» **GOAL**
Locate each line with the string "around" in the listing below and copy it.

» **THE DATA**
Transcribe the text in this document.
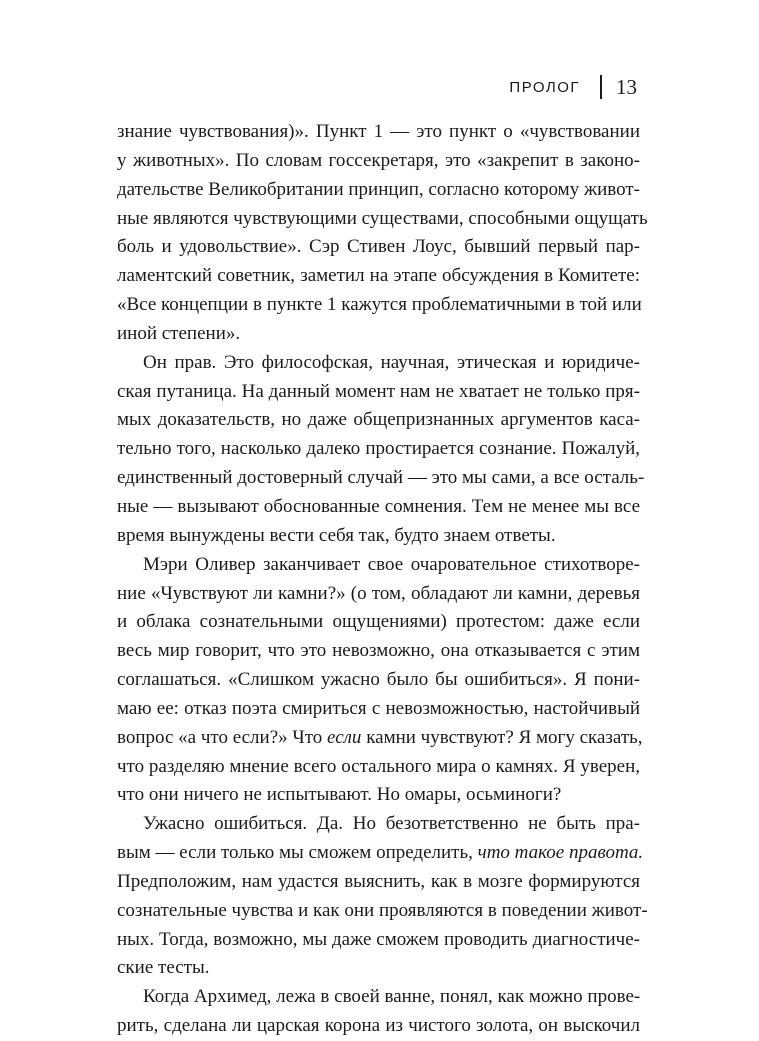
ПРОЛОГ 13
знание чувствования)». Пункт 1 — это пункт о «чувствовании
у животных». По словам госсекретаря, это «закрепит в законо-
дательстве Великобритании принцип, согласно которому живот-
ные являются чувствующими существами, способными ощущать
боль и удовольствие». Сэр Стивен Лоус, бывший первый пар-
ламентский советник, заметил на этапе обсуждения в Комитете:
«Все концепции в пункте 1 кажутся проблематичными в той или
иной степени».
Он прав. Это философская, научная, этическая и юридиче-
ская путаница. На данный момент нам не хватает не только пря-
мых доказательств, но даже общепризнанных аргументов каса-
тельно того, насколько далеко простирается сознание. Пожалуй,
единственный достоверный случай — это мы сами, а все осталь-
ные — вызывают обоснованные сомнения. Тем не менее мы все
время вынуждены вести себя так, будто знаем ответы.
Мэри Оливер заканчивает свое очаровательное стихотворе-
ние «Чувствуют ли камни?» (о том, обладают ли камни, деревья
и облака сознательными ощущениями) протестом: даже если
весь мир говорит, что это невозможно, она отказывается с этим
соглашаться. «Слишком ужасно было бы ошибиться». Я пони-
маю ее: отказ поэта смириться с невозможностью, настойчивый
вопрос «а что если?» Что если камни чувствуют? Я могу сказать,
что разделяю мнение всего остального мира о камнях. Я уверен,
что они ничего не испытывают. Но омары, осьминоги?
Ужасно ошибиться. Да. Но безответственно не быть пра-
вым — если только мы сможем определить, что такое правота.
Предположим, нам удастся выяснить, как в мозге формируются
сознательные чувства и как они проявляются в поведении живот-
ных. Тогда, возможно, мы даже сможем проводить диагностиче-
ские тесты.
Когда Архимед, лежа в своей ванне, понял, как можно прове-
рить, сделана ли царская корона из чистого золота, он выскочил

--

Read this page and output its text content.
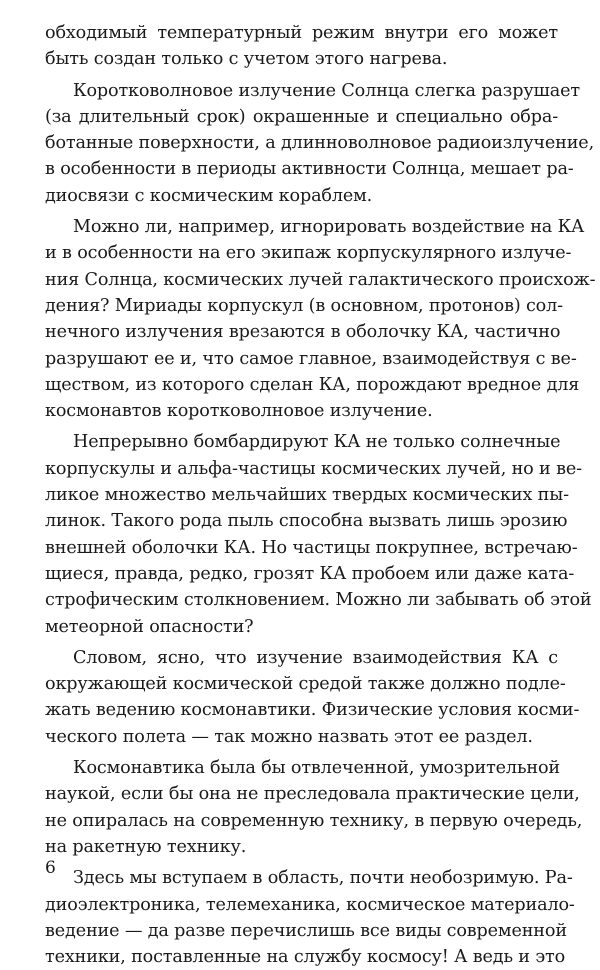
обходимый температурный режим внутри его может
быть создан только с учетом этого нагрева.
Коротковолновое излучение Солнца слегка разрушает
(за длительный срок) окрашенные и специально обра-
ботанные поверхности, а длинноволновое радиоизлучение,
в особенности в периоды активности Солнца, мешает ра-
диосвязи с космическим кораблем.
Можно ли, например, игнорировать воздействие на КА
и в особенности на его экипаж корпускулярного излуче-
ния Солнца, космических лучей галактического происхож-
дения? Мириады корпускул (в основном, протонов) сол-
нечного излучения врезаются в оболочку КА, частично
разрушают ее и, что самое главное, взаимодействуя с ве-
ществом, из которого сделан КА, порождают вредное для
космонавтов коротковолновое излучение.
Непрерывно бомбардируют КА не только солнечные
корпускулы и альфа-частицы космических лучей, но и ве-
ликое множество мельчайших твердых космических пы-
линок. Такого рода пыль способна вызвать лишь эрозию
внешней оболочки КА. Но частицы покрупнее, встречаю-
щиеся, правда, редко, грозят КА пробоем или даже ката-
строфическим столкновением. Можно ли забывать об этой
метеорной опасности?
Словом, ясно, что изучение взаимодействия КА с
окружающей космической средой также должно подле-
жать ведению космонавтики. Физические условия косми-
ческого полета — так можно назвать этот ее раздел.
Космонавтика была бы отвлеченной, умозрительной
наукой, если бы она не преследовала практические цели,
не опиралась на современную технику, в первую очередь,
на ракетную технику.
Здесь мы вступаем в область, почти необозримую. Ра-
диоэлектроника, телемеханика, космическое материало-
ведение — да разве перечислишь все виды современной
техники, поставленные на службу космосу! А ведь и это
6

...

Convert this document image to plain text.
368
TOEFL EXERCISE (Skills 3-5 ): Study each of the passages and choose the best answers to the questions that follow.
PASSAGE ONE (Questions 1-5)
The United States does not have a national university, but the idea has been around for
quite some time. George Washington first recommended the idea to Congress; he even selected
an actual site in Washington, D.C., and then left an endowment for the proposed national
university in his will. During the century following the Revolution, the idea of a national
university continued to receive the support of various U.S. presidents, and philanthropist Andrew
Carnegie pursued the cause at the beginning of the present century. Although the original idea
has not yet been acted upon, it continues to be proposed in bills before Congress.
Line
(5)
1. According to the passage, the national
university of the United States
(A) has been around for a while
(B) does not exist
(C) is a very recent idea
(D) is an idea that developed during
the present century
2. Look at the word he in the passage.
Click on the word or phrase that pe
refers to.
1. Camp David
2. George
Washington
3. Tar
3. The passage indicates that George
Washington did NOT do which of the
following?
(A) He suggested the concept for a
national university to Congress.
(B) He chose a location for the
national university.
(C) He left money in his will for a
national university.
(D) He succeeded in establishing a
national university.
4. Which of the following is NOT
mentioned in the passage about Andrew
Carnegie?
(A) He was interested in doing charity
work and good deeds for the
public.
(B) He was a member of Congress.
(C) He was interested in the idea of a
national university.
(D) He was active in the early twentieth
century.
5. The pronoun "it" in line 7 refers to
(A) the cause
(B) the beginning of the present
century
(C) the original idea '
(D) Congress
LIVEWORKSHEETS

» **SOLUTION**
The United States does not have a national university, but the idea has been around for
(A) has been around for a while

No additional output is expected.